WHAT TO WORK ON
Track down every line below that holds "value" and copy it.

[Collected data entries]
------------------------------------------------------------------------

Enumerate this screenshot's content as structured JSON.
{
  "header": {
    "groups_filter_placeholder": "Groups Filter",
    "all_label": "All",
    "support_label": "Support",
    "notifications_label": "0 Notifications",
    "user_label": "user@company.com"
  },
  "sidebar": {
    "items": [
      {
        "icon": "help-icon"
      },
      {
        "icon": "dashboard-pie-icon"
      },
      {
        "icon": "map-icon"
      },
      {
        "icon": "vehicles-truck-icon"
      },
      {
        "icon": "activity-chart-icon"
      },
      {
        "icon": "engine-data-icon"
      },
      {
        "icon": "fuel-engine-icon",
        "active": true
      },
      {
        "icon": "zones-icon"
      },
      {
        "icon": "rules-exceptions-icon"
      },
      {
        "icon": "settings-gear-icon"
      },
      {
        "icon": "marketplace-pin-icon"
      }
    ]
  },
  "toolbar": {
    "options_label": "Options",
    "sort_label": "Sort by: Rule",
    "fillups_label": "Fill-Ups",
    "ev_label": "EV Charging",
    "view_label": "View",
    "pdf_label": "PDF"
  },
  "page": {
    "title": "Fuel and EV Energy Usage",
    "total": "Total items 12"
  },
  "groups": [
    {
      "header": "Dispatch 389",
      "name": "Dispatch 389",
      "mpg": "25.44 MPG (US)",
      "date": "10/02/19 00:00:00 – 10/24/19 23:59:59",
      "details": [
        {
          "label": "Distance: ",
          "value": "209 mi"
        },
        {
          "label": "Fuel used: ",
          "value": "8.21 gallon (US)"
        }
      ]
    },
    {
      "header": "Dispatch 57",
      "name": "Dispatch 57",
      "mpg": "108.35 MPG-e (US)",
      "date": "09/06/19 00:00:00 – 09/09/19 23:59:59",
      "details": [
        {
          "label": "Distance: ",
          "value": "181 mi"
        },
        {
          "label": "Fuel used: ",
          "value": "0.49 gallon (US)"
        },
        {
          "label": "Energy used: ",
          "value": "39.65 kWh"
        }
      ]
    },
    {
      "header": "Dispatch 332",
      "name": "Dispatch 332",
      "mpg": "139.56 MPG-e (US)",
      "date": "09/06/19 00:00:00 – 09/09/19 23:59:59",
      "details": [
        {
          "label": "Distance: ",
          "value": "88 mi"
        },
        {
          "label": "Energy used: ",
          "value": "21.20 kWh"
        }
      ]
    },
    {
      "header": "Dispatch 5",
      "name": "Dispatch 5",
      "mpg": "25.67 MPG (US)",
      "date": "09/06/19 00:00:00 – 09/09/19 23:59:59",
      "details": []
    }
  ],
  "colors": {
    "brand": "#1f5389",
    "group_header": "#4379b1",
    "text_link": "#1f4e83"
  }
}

------------------------------------------------------------------------

FULL RESPONSE
          "value": "209 mi"
          "value": "8.21 gallon (US)"
          "value": "181 mi"
          "value": "0.49 gallon (US)"
          "value": "39.65 kWh"
          "value": "88 mi"
          "value": "21.20 kWh"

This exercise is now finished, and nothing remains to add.